(Collected data)
▬▬▬▬▬▬
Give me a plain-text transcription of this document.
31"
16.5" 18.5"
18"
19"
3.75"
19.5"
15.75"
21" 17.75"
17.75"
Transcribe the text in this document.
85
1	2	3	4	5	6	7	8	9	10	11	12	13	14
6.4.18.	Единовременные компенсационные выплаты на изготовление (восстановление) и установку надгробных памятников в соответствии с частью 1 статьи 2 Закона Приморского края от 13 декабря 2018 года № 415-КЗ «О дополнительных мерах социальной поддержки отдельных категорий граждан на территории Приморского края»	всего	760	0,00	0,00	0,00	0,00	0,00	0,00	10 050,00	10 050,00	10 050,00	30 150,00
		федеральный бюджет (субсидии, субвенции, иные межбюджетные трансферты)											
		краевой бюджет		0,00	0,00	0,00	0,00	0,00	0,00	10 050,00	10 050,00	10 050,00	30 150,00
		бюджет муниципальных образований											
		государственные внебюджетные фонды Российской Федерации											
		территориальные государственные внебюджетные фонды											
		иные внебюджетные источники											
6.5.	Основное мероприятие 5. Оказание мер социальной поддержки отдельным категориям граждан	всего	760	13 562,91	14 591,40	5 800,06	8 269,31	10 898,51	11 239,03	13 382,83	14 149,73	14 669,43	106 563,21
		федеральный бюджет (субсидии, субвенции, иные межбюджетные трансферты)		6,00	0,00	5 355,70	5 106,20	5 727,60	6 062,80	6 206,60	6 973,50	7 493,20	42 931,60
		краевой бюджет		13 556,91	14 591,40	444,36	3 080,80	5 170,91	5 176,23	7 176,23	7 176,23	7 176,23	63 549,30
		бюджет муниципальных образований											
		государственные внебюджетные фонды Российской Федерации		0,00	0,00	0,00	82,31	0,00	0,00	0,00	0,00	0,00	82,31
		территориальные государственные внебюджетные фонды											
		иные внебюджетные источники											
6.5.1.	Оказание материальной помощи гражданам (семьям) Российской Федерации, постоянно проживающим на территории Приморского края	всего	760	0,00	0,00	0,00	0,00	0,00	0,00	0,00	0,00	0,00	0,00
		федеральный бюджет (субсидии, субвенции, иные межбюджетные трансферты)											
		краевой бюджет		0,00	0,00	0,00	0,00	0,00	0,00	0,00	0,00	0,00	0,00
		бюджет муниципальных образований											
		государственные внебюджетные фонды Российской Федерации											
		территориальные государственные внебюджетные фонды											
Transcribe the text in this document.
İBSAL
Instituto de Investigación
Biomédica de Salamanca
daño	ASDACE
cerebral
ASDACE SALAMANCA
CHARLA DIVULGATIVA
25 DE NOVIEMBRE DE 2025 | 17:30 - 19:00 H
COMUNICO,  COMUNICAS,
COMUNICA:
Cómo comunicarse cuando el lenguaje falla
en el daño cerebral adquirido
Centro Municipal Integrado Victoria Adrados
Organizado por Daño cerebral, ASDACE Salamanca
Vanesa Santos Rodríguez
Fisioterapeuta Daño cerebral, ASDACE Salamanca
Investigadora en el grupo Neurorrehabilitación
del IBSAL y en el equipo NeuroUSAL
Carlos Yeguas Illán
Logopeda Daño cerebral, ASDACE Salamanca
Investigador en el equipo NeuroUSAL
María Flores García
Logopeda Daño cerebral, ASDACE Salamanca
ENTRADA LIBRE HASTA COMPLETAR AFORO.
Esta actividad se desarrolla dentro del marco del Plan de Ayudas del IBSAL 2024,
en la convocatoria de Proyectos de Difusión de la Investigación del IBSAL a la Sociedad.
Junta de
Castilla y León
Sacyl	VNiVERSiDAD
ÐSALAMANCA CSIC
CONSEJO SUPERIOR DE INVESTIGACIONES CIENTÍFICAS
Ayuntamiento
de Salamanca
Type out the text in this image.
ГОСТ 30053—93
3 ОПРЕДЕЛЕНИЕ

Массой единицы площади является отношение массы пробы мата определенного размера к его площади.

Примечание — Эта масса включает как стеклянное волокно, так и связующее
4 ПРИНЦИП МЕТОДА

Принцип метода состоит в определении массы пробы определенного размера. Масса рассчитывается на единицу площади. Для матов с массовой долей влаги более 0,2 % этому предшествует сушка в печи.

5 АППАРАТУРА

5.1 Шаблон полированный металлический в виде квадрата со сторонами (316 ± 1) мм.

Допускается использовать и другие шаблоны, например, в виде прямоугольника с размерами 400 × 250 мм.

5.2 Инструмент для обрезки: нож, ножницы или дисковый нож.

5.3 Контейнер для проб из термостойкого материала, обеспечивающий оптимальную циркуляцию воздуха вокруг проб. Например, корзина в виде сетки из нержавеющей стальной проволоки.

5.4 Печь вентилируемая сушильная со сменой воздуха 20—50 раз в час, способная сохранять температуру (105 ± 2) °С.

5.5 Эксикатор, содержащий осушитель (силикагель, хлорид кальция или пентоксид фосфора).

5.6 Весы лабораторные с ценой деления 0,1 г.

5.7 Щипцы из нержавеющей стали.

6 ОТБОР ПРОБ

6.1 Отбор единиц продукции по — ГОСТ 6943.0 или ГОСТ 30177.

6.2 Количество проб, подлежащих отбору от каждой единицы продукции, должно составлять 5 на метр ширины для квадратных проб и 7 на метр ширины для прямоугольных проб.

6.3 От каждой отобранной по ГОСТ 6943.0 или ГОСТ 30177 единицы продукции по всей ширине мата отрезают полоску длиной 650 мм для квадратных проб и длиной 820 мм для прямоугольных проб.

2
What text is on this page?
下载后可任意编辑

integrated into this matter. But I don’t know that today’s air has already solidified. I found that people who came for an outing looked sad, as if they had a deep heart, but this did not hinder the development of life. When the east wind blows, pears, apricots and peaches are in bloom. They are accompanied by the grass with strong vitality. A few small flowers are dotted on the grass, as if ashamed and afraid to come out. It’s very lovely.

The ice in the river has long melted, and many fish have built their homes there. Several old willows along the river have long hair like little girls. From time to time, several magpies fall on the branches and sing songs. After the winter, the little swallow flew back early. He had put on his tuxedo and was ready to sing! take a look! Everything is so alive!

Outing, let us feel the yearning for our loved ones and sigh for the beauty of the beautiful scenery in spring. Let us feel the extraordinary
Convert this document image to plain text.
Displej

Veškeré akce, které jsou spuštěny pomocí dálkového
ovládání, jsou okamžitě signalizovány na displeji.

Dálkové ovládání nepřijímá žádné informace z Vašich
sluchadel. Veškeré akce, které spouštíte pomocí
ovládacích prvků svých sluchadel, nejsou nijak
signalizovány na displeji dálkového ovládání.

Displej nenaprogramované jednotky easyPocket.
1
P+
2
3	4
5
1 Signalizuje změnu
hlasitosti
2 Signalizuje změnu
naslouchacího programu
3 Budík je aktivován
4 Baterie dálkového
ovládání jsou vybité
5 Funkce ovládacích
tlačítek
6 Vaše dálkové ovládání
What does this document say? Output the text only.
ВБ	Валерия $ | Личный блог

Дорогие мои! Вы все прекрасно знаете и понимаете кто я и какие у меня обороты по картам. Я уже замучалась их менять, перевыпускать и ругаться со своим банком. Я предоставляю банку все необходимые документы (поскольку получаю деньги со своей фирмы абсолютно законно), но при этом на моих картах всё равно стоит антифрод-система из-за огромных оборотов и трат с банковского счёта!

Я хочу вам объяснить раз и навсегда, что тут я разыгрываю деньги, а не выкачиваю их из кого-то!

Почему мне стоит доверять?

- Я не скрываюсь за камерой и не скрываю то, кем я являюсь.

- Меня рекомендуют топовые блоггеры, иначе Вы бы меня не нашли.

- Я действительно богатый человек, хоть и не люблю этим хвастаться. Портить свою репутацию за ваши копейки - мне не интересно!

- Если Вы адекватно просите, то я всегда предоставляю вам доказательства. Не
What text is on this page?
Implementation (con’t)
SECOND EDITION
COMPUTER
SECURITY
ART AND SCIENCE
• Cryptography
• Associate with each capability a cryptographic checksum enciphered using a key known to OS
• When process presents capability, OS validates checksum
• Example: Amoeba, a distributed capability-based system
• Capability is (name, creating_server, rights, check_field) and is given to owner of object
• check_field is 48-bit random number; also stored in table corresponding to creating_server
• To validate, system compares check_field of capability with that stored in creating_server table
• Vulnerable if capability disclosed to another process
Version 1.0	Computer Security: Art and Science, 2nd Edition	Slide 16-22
▬▬▬▬▬▬
§ **Exercise objective**:
Find how many lines of the entries contain "text". Respond with the number only.

§ **Solution for this problem**:
8